##### FRAGMENTO PARA LEER #####
Aquí, en España, la democracia herida y degradada está clamando por la constitución de unos Consejos Populares, elegidos en secreto y con reserva, que valoren y censuren la gestión de los políticos y las instituciones en relación a su eficacia y limpieza en el esfuerzo por el bien común. Es preciso poner límites al desmadre, purificar y desinfectar la cloaca de podredumbre y sajar la corrupción con la inmediata devolución de lo mangado y posterior castigo. Esto que llaman democracia discurre por desfiladeros de estafas y robos, atorada de fraudes y fechorías, entre la pestilencia de la impunidad, insolencia e indignidad. No va haber sitio en las cárceles, para tanto rufián. Son muchas las Marbellas que la acosan. Son muchas las instituciones y corporaciones con su corte de usurpadores y tramposos que arrastra esa riada pestilente, tumor cancerígeno del poder. Los políticos lo saben, todos los partidos están en los entresijos y el pueblo lo conoce. La democracia no ha hallado la fórmula de la financiación legal de los partidos políticos. «La Nación, dice Clandestino, conformando una casta mafiosa, afincada en los distintos poderes, que se blinda bajo garantías legales que, a su vez, someten, reprimen, tiranizan y dejan en la total indefensión al pueblo, víctima de sus fechorías, se ha configurado en general, como albergue de forajidos asesinos, terroristas, corruptos, nazis, fascistas, traidores, rencorosos y agresores. Una sociedad que lo consiente, antes o después, pagará un alto precio».
#####
● TU TAREA
Prosigue, por favor, el fragmento sobre la corrupción en la democracia española a partir de su última frase. Las filas que siguen son un material independiente del fragmento.
##### DATOS PARA REVISAR #####
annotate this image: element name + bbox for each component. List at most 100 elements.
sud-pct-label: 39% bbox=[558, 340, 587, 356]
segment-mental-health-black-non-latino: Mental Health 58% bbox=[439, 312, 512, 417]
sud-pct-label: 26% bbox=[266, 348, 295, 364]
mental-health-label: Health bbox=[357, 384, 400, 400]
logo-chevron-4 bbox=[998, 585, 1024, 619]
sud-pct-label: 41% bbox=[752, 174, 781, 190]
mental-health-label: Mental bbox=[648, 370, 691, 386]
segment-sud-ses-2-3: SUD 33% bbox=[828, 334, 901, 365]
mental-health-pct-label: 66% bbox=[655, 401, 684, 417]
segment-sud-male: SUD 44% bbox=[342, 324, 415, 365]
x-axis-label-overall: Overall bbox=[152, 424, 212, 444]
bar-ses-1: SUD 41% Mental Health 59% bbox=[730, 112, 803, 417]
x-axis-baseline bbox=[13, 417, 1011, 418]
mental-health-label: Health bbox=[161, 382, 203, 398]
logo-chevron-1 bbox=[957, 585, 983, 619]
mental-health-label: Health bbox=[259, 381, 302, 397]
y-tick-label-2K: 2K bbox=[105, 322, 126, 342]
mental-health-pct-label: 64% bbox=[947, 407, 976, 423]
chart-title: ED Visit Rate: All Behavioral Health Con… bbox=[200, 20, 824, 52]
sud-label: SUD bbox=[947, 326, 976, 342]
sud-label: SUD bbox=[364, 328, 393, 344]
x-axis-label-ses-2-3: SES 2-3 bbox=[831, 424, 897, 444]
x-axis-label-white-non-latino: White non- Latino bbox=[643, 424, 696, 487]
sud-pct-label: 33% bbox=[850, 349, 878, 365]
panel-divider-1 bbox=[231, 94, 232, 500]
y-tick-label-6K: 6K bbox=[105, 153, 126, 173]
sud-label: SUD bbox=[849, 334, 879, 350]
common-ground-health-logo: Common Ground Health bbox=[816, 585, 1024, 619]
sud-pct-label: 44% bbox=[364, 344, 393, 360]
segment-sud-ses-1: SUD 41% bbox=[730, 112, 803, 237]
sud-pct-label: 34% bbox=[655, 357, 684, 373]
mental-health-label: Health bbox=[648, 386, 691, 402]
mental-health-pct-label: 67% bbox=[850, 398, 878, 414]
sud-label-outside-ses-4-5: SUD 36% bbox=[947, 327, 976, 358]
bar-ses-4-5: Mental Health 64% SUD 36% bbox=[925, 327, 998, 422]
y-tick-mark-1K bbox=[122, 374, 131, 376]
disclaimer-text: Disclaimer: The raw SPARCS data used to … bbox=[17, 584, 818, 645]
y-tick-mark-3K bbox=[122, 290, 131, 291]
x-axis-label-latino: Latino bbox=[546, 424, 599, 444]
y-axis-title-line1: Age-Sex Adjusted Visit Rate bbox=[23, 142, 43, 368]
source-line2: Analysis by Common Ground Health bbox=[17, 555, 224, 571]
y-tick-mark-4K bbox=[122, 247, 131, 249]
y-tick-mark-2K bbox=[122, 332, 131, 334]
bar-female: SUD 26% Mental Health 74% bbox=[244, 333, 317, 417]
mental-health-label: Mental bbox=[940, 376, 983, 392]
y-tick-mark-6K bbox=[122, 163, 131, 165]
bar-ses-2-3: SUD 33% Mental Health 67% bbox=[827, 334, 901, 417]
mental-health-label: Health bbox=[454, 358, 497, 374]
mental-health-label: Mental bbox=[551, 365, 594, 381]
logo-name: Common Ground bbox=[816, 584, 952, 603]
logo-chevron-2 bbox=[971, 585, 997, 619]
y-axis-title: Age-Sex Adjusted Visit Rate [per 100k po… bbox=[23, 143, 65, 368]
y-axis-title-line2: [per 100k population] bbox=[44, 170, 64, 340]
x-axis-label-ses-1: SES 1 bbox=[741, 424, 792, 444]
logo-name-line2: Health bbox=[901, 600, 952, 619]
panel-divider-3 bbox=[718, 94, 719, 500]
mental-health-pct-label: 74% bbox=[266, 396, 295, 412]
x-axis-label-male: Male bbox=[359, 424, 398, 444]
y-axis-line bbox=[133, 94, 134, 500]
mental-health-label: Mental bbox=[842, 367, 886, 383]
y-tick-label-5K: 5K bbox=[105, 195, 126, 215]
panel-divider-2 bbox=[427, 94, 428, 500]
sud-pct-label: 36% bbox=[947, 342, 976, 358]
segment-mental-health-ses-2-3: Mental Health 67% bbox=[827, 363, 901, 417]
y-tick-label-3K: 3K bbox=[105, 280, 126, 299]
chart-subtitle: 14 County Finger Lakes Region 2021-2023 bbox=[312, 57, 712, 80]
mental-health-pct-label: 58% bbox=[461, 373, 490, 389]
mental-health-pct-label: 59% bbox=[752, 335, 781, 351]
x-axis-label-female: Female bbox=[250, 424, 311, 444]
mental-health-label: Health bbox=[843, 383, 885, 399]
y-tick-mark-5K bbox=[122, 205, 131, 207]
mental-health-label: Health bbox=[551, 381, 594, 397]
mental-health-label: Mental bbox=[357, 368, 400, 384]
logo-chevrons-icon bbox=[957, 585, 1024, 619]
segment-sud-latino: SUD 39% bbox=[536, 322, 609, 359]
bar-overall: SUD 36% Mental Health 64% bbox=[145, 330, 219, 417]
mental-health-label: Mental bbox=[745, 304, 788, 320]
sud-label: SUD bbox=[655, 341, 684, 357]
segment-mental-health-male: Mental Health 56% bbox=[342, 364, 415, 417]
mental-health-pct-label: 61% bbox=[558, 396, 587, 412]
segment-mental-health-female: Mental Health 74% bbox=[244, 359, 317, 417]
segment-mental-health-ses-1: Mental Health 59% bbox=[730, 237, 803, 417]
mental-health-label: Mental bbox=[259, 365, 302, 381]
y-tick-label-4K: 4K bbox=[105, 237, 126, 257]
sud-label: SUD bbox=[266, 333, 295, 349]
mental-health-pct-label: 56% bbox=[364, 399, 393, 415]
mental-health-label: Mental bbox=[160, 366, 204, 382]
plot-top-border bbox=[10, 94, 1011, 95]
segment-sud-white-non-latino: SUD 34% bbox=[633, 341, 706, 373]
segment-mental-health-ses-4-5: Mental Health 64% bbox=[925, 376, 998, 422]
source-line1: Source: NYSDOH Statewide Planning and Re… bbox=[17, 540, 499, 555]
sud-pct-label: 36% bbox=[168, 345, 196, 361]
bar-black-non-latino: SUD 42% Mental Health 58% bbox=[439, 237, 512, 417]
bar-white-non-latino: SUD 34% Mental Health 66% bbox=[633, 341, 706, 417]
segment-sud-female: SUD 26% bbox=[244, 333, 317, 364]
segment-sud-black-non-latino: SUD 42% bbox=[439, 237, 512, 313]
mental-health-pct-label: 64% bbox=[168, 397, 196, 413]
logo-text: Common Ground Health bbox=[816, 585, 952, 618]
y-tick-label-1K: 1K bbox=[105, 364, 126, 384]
#####
● RESPUESTA AL EJERCICIO
Lo sorprendente es que la gente sigue votando, y que se le sigue pidiendo el voto. Aumenta la delincuencia, la inseguridad y la desprotección ciudadana que demanda más eficientes servicios, pero los dineros, contantes y anónimos, se reparten y caen en los bolsillos y vuelan hacia Bancos escondidos. Y, con esos, se pagan muchos electores repetitivos, comprados y agradecidos.